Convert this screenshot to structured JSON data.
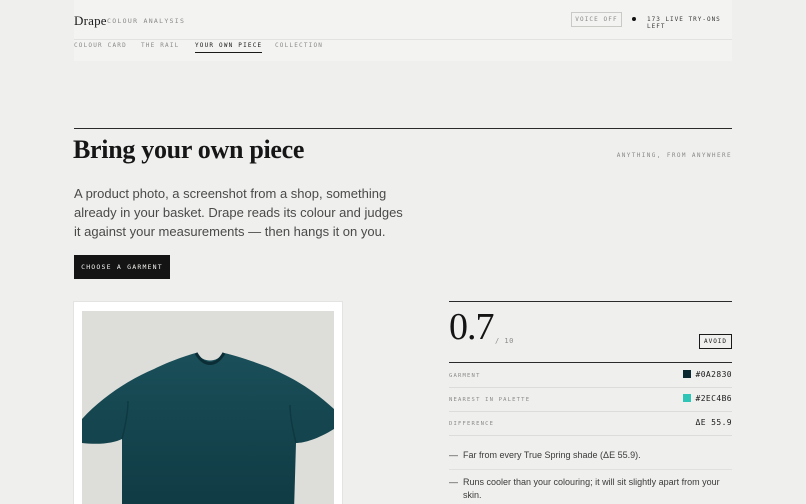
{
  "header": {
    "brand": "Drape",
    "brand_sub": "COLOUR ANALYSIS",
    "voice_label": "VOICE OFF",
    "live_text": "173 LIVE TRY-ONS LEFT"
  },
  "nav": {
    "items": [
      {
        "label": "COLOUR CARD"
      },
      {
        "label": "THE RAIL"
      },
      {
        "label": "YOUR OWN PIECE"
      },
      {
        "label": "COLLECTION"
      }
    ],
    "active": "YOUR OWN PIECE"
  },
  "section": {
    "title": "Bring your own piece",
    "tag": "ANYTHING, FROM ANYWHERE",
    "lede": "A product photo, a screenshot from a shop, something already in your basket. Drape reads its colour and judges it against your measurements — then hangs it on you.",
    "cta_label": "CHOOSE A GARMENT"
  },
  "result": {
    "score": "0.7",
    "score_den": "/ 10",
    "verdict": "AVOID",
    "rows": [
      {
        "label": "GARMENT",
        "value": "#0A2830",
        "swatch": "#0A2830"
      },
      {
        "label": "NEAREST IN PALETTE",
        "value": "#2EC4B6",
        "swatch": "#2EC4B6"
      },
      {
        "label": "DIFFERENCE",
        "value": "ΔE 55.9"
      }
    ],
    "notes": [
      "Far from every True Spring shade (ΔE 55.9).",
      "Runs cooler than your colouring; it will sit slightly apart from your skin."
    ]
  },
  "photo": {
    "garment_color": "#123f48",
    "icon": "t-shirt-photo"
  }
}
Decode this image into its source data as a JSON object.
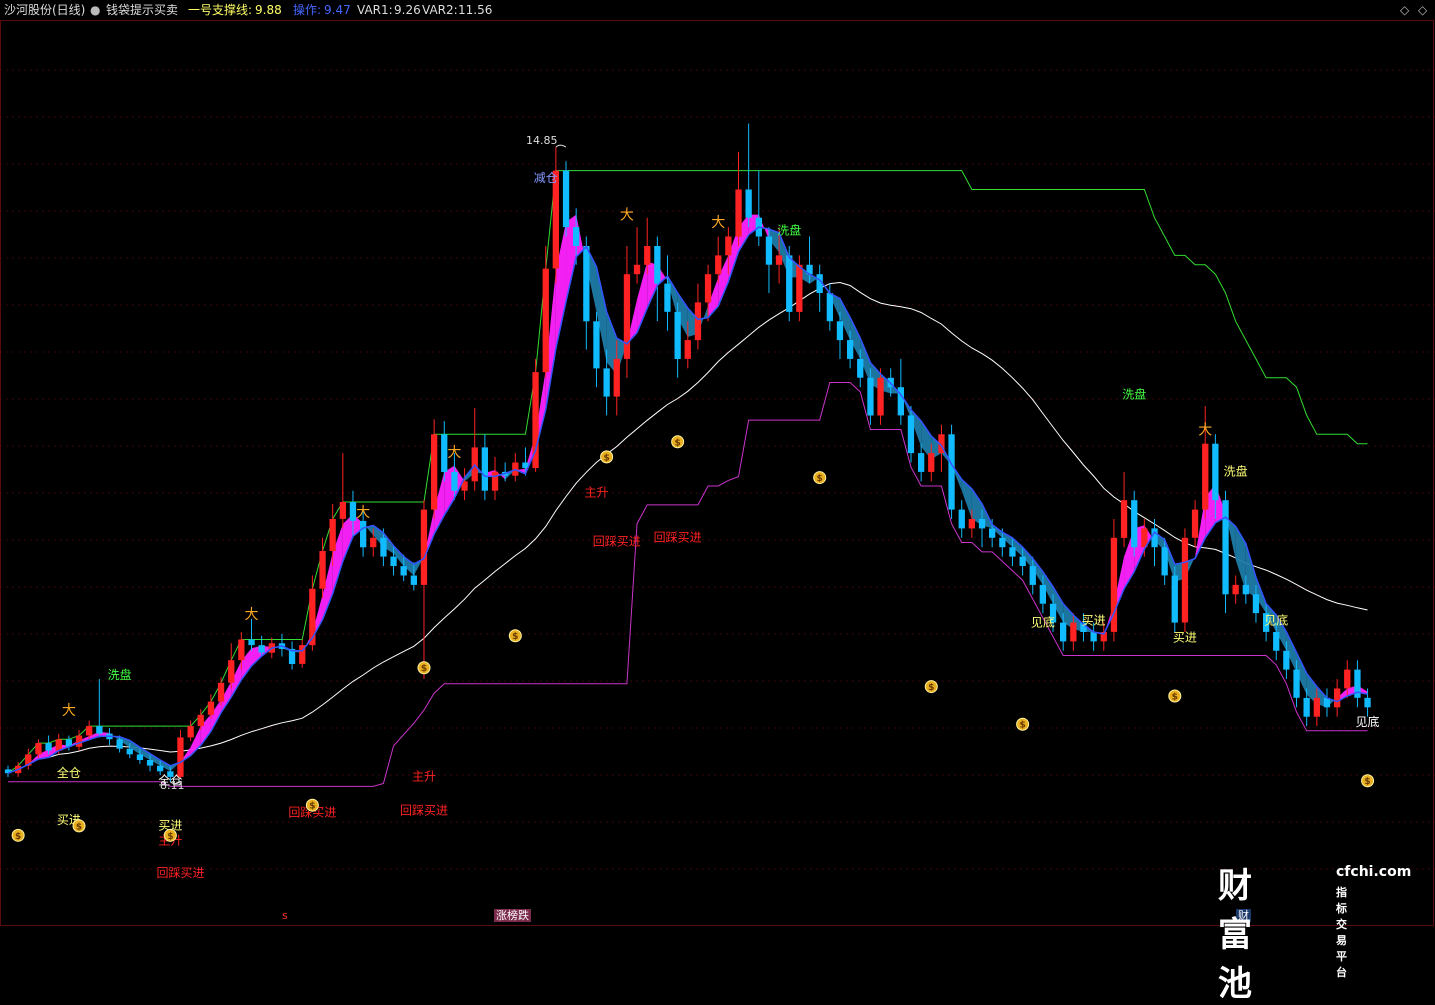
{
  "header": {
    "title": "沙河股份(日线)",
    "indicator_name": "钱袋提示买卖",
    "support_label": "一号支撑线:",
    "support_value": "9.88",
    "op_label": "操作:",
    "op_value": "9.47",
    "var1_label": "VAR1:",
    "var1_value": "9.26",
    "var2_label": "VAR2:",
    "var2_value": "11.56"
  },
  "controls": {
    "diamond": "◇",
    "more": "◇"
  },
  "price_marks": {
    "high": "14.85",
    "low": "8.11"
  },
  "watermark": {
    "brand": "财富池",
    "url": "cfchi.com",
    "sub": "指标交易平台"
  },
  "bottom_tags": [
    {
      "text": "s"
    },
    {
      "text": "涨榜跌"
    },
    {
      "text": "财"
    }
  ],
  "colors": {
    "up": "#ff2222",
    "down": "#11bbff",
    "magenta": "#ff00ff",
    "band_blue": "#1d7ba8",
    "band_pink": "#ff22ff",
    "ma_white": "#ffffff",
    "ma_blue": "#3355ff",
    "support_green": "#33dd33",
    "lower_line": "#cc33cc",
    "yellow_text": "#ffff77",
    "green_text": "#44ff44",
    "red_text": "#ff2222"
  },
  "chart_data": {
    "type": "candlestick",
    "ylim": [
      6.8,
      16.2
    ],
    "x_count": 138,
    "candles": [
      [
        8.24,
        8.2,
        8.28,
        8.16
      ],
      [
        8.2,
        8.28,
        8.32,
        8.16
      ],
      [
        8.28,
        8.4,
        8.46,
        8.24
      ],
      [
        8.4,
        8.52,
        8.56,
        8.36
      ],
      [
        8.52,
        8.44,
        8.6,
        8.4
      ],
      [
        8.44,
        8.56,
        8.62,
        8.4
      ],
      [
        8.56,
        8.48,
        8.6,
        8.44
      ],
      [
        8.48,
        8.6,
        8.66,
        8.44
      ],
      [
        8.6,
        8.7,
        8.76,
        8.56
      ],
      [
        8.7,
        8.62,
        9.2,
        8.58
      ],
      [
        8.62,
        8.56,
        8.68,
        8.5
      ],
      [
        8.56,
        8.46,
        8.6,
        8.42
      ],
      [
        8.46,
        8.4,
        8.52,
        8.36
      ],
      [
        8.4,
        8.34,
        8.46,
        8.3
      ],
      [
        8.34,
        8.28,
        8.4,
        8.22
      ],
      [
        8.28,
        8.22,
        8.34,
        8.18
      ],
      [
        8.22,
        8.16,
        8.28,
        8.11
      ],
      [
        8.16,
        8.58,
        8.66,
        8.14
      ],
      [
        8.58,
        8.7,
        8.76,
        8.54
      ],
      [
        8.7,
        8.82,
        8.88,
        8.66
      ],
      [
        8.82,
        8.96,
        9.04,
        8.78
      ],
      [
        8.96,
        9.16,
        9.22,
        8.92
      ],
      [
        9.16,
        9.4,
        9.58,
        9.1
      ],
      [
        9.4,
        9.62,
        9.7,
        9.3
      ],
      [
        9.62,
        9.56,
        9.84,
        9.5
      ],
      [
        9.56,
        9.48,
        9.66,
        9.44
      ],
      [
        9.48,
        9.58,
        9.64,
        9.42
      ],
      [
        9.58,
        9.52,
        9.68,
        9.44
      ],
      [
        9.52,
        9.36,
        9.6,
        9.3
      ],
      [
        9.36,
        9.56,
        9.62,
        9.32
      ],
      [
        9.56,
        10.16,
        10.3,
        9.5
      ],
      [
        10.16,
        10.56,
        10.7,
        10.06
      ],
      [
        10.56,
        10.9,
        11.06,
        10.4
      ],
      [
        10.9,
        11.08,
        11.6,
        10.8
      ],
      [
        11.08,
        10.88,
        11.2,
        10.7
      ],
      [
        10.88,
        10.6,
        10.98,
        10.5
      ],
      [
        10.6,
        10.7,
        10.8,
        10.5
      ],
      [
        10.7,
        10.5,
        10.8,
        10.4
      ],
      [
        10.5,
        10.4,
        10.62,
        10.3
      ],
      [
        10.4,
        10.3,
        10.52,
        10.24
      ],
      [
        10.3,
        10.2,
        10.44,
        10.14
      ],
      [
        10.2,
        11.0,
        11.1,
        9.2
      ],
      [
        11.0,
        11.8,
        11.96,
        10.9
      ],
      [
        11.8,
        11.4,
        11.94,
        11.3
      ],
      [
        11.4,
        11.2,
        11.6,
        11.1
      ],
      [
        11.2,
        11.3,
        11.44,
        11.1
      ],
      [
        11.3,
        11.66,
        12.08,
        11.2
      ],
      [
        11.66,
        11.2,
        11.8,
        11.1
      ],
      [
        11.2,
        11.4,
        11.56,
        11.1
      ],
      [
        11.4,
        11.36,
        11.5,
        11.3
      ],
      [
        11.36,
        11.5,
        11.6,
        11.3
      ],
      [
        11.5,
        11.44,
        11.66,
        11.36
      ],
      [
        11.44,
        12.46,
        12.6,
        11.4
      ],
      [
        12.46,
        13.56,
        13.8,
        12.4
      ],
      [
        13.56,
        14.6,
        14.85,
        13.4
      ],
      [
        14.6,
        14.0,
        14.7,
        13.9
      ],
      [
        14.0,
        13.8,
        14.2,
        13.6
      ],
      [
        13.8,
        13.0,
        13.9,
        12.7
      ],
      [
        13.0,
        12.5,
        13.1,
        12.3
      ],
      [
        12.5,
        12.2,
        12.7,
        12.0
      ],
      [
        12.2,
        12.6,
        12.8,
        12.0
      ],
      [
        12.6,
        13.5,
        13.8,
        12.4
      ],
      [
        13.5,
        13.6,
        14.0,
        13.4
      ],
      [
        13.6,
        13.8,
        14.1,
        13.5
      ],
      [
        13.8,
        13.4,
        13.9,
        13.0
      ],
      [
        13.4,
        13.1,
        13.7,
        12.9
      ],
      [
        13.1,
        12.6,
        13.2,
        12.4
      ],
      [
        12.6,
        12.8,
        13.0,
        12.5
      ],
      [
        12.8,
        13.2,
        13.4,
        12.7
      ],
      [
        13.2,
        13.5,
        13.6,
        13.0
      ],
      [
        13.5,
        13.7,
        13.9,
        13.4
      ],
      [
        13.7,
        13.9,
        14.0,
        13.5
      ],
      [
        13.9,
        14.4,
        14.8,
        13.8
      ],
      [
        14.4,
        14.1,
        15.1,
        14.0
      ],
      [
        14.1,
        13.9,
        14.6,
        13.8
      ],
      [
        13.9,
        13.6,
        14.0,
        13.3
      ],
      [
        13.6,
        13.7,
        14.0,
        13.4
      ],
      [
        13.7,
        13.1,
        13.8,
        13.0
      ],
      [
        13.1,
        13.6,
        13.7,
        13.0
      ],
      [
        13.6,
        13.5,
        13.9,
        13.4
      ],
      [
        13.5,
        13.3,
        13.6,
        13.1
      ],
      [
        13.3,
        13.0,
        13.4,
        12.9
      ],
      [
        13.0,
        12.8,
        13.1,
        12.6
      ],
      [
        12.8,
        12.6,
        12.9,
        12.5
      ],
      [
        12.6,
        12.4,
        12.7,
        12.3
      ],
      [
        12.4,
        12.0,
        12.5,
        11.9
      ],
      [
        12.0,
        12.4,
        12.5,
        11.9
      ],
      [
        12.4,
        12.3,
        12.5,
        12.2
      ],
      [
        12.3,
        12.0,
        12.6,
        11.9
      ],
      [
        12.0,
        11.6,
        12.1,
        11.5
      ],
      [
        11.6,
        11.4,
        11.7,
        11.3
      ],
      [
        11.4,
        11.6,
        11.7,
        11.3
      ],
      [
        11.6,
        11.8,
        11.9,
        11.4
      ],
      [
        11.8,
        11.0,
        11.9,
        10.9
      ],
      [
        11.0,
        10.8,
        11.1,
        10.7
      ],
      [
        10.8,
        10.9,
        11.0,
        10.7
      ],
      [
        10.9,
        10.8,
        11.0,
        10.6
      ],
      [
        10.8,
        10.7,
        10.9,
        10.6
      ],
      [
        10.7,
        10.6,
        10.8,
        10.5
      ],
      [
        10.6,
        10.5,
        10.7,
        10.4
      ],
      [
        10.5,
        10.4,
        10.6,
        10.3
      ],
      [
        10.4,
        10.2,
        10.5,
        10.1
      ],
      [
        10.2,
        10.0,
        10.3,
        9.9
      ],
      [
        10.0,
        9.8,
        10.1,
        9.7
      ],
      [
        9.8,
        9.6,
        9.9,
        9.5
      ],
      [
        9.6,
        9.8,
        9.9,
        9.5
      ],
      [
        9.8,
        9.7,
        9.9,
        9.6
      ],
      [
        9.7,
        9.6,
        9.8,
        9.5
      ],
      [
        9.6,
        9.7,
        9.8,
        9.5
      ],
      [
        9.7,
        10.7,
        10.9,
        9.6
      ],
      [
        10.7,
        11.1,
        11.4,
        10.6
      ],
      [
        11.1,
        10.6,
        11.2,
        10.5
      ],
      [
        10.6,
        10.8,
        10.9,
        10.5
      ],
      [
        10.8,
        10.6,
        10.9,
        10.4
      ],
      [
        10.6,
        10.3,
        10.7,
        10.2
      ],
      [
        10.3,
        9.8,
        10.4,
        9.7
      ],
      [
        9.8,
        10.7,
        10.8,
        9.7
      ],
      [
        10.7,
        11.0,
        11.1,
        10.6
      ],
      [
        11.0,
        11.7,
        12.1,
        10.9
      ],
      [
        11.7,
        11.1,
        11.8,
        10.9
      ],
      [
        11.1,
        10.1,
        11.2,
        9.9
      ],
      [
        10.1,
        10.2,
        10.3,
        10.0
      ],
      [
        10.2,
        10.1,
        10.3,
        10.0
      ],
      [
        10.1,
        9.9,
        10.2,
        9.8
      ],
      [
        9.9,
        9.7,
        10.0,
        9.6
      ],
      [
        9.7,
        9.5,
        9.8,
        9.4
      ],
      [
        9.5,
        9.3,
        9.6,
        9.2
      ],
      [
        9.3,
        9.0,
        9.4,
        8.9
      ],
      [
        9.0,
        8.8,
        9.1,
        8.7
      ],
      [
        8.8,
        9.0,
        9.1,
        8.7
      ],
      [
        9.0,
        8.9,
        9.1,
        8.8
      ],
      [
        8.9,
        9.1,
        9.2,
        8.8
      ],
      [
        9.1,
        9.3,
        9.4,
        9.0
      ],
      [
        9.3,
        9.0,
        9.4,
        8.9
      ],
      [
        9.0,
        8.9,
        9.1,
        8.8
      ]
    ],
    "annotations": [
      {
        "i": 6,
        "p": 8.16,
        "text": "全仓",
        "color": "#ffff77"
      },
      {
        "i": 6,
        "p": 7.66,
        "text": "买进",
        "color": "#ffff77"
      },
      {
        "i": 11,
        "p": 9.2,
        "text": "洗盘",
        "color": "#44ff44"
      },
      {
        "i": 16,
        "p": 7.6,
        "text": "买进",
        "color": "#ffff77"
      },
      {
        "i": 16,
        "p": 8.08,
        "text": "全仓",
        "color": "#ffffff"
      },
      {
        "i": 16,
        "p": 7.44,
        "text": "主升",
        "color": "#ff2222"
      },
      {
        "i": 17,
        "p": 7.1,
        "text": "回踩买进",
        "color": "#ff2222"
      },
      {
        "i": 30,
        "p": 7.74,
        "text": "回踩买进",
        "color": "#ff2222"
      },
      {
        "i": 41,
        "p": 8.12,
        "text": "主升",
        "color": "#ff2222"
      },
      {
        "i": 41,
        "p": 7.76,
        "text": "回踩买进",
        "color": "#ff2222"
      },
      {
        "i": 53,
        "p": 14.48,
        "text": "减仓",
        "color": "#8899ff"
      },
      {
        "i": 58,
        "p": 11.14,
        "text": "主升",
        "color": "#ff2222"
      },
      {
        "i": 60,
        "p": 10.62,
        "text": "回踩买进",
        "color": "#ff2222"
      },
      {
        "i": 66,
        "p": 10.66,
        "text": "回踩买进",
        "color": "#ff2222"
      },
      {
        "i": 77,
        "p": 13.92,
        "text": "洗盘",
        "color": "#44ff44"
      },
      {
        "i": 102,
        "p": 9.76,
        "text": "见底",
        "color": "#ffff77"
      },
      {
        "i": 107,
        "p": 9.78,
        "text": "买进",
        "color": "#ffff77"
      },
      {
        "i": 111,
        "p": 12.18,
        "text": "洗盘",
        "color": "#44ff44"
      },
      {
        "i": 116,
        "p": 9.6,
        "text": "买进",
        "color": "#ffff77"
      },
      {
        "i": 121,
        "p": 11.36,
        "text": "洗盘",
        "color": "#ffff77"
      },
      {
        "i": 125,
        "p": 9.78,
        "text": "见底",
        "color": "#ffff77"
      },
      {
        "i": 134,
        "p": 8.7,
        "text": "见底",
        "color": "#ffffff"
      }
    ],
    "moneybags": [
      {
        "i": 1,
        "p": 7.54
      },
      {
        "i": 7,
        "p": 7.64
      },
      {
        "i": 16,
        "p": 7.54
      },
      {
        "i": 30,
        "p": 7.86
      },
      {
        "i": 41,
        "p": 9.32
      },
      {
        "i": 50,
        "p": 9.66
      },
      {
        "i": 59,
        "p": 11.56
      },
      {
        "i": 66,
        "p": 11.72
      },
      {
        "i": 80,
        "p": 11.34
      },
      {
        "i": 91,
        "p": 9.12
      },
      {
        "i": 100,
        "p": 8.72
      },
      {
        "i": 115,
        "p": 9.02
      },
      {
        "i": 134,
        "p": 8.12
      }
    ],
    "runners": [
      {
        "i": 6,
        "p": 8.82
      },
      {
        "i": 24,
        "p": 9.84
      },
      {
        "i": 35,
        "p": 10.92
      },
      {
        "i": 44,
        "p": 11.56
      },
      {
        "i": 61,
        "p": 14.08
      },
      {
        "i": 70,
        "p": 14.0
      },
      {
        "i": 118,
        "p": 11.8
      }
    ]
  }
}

########

WHAT TO WORK ON ▸
Return every line from the records above that holds the word "photo".

THE RESPONSE ▸
    "lede": "A product photo, a screenshot from a shop, something already in your basket. Drape reads its colour and judges it against your measurements — then hangs it on you.",
  "photo": {
    "icon": "t-shirt-photo"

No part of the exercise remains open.